═══ Excerpted records
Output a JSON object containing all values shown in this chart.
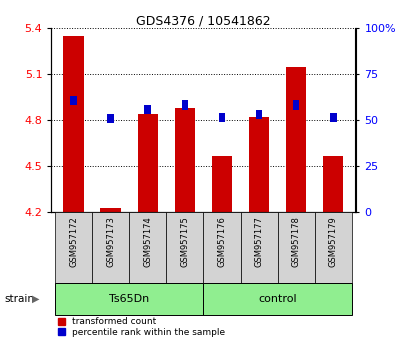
{
  "title": "GDS4376 / 10541862",
  "samples": [
    "GSM957172",
    "GSM957173",
    "GSM957174",
    "GSM957175",
    "GSM957176",
    "GSM957177",
    "GSM957178",
    "GSM957179"
  ],
  "red_values": [
    5.35,
    4.23,
    4.84,
    4.88,
    4.57,
    4.82,
    5.15,
    4.57
  ],
  "blue_values": [
    4.93,
    4.81,
    4.87,
    4.9,
    4.82,
    4.84,
    4.9,
    4.82
  ],
  "ylim_left": [
    4.2,
    5.4
  ],
  "ylim_right": [
    0,
    100
  ],
  "yticks_left": [
    4.2,
    4.5,
    4.8,
    5.1,
    5.4
  ],
  "yticks_right": [
    0,
    25,
    50,
    75,
    100
  ],
  "ytick_labels_right": [
    "0",
    "25",
    "50",
    "75",
    "100%"
  ],
  "bar_color_red": "#CC0000",
  "bar_color_blue": "#0000CC",
  "bar_bottom": 4.2,
  "bar_width": 0.55,
  "blue_bar_width": 0.18,
  "blue_bar_height": 0.06,
  "grid_color": "black",
  "background_color": "#ffffff",
  "legend_red": "transformed count",
  "legend_blue": "percentile rank within the sample",
  "xlabel_strain": "strain",
  "group1_label": "Ts65Dn",
  "group2_label": "control",
  "group_color": "#90EE90",
  "sample_box_color": "#d3d3d3",
  "n_samples": 8,
  "group1_range": [
    0,
    3
  ],
  "group2_range": [
    4,
    7
  ]
}
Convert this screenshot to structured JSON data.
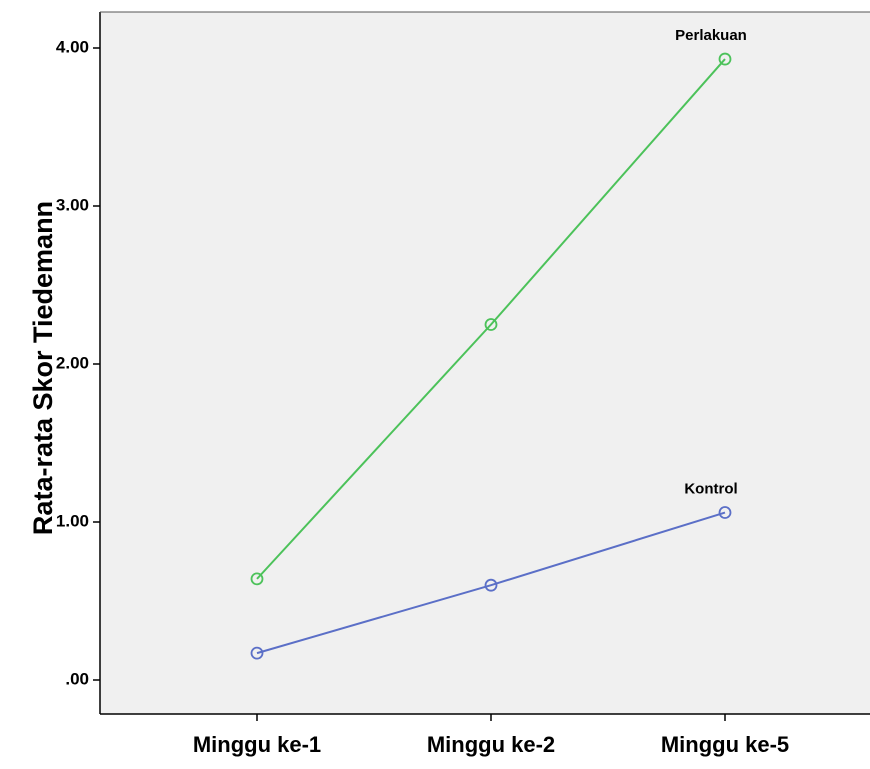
{
  "chart_data": {
    "type": "line",
    "title": "",
    "xlabel": "",
    "ylabel": "Rata-rata Skor Tiedemann",
    "categories": [
      "Minggu ke-1",
      "Minggu ke-2",
      "Minggu ke-5"
    ],
    "ylim": [
      -0.2,
      4.25
    ],
    "yticks": [
      0,
      1,
      2,
      3,
      4
    ],
    "ytick_labels": [
      ".00",
      "1.00",
      "2.00",
      "3.00",
      "4.00"
    ],
    "grid": false,
    "legend": "none (series labelled at line ends)",
    "series": [
      {
        "name": "Perlakuan",
        "values": [
          0.64,
          2.25,
          3.93
        ],
        "color": "#4cc25a"
      },
      {
        "name": "Kontrol",
        "values": [
          0.17,
          0.6,
          1.06
        ],
        "color": "#5b6fc7"
      }
    ],
    "plot_background": "#f0f0f0"
  }
}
══════
The task:
What comes back should match the records exactly, minus any pictures.

Response to this exercise:
Output a JSON object containing all values shown in this chart.
{
  "title": "GDS4376 / 10541862",
  "samples": [
    "GSM957172",
    "GSM957173",
    "GSM957174",
    "GSM957175",
    "GSM957176",
    "GSM957177",
    "GSM957178",
    "GSM957179"
  ],
  "red_values": [
    5.35,
    4.23,
    4.84,
    4.88,
    4.57,
    4.82,
    5.15,
    4.57
  ],
  "blue_values": [
    4.93,
    4.81,
    4.87,
    4.9,
    4.82,
    4.84,
    4.9,
    4.82
  ],
  "ylim_left": [
    4.2,
    5.4
  ],
  "ylim_right": [
    0,
    100
  ],
  "yticks_left": [
    4.2,
    4.5,
    4.8,
    5.1,
    5.4
  ],
  "yticks_right": [
    0,
    25,
    50,
    75,
    100
  ],
  "ytick_labels_right": [
    "0",
    "25",
    "50",
    "75",
    "100%"
  ],
  "bar_color_red": "#CC0000",
  "bar_color_blue": "#0000CC",
  "bar_bottom": 4.2,
  "bar_width": 0.55,
  "blue_bar_width": 0.18,
  "blue_bar_height": 0.06,
  "grid_color": "black",
  "background_color": "#ffffff",
  "legend_red": "transformed count",
  "legend_blue": "percentile rank within the sample",
  "xlabel_strain": "strain",
  "group1_label": "Ts65Dn",
  "group2_label": "control",
  "group_color": "#90EE90",
  "sample_box_color": "#d3d3d3",
  "n_samples": 8,
  "group1_range": [
    0,
    3
  ],
  "group2_range": [
    4,
    7
  ]
}
Convert this screenshot to structured JSON data.
{
  "chart_data": {
    "type": "line",
    "title": "",
    "xlabel": "",
    "ylabel": "Rata-rata Skor Tiedemann",
    "categories": [
      "Minggu ke-1",
      "Minggu ke-2",
      "Minggu ke-5"
    ],
    "ylim": [
      -0.2,
      4.25
    ],
    "yticks": [
      0,
      1,
      2,
      3,
      4
    ],
    "ytick_labels": [
      ".00",
      "1.00",
      "2.00",
      "3.00",
      "4.00"
    ],
    "grid": false,
    "legend": "none (series labelled at line ends)",
    "series": [
      {
        "name": "Perlakuan",
        "values": [
          0.64,
          2.25,
          3.93
        ],
        "color": "#4cc25a"
      },
      {
        "name": "Kontrol",
        "values": [
          0.17,
          0.6,
          1.06
        ],
        "color": "#5b6fc7"
      }
    ],
    "plot_background": "#f0f0f0"
  }
}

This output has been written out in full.